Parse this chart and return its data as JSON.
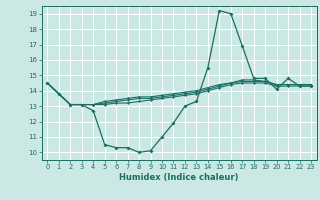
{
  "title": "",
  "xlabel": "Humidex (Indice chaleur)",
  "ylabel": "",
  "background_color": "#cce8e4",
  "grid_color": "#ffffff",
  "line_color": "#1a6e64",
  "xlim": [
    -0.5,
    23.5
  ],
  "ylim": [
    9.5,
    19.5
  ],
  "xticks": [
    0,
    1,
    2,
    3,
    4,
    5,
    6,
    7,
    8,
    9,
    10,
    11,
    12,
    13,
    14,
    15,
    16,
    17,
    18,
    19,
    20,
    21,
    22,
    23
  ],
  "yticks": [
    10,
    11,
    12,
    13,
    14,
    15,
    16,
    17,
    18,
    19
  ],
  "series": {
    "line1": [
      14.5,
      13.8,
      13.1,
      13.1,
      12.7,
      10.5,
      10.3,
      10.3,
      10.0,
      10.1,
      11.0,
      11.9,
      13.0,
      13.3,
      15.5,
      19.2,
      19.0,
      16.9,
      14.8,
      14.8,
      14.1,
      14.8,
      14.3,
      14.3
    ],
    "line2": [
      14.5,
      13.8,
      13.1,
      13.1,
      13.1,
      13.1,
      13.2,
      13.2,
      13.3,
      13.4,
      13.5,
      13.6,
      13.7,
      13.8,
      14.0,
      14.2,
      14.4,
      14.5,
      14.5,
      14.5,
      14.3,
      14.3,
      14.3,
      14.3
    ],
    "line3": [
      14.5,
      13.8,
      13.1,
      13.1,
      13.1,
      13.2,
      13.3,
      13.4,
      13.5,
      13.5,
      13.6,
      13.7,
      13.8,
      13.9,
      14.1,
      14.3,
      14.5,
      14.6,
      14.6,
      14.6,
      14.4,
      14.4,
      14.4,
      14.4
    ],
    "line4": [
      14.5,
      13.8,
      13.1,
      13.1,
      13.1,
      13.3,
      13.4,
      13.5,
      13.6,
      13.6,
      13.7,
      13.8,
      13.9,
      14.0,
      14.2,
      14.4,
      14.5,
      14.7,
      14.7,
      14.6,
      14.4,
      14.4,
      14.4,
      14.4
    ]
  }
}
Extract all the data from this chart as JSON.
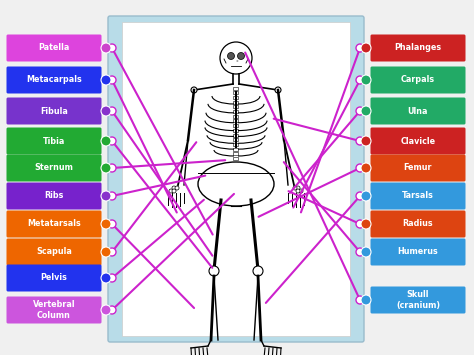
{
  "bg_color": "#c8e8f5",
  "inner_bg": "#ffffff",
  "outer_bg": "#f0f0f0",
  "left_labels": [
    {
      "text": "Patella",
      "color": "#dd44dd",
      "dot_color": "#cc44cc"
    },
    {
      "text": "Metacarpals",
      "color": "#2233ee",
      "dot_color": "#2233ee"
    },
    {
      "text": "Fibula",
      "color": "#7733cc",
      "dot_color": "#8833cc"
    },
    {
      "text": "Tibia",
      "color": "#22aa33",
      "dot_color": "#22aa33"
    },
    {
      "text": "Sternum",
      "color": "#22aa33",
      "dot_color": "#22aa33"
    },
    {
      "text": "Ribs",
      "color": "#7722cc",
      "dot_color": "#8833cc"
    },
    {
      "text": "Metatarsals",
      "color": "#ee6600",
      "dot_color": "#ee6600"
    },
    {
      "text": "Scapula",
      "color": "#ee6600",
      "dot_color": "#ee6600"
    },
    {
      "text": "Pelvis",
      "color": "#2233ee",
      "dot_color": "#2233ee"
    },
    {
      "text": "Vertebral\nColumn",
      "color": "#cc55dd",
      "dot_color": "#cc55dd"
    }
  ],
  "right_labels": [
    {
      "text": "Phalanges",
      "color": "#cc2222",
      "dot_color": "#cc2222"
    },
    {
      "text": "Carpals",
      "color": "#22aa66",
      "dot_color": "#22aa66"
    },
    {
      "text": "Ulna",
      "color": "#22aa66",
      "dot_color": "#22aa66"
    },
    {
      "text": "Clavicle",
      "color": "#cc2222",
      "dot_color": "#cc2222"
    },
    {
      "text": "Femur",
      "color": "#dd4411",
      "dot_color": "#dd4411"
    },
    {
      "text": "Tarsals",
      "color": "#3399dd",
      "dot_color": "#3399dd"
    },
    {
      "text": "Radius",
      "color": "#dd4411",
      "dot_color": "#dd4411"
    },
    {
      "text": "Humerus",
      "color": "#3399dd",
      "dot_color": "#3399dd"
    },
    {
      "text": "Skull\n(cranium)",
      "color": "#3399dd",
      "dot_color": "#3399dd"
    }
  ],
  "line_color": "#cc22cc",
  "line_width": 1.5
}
________
WHAT THE EXERCISE ASKS »
What is the number of lines in this listing that contain the word "data"? Answer with that number and nothing else.

EXERCISE ANSWER »
2